-- Start of INPUT FOR THIS TASK --

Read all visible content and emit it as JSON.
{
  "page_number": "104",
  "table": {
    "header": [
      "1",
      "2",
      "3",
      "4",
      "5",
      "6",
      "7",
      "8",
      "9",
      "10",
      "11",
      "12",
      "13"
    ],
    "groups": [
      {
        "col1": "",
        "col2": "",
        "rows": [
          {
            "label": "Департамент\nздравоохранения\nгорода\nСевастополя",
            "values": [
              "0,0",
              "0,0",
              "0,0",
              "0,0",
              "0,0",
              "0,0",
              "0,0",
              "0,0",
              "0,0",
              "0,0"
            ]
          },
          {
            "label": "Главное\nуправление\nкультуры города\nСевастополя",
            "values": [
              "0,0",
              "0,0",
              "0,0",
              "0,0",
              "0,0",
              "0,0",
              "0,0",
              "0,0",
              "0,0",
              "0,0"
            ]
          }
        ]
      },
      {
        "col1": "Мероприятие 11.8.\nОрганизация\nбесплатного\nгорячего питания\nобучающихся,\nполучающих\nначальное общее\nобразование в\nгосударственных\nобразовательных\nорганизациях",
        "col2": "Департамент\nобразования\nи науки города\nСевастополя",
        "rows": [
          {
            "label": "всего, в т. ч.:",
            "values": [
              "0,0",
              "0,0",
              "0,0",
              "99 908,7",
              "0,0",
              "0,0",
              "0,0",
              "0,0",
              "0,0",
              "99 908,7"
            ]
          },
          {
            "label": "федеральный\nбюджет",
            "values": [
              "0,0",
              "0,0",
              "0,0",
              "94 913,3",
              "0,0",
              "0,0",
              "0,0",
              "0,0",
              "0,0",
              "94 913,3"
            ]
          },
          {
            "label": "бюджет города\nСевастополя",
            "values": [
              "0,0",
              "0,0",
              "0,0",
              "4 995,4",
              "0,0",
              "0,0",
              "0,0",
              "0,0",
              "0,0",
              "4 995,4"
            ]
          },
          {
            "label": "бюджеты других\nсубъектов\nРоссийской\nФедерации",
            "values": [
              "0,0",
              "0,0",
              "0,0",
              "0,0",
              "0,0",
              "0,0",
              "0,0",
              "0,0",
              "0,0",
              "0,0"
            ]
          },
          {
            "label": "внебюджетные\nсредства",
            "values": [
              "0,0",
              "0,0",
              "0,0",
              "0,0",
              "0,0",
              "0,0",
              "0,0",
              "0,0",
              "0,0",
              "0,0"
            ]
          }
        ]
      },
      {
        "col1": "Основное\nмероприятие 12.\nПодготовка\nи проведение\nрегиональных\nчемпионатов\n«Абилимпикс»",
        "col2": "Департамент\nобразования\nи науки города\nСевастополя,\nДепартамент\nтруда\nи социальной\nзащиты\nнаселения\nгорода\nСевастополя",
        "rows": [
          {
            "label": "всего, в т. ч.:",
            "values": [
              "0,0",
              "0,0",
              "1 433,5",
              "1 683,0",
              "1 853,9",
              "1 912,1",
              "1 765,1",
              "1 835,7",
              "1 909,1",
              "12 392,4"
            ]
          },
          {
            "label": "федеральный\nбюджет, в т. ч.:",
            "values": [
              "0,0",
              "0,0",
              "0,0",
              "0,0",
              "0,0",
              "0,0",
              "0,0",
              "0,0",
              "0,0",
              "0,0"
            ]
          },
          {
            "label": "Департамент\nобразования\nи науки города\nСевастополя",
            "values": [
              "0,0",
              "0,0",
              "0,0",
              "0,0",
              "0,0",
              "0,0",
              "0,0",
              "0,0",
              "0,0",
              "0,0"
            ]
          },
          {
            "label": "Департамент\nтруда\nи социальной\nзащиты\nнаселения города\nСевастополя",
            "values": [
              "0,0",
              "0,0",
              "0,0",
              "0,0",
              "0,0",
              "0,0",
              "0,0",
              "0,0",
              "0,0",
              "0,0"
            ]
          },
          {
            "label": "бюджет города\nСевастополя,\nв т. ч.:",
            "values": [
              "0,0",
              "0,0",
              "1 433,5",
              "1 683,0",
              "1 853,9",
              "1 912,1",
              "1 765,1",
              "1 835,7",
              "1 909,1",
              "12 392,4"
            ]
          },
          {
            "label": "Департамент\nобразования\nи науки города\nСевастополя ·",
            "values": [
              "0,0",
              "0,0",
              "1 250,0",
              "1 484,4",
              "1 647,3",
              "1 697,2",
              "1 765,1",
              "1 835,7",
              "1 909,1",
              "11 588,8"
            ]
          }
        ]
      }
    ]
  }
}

-- End of INPUT FOR THIS TASK --

- EXERCISE DIRECTIONS: From the records above, pick out and copy each line holding the word "nтруда".

- OUTPUT OF THE EXERCISE:
        "col2": "Департамент\nобразования\nи науки города\nСевастополя,\nДепартамент\nтруда\nи социальной\nзащиты\nнаселения\nгорода\nСевастополя",
            "label": "Департамент\nтруда\nи социальной\nзащиты\nнаселения города\nСевастополя",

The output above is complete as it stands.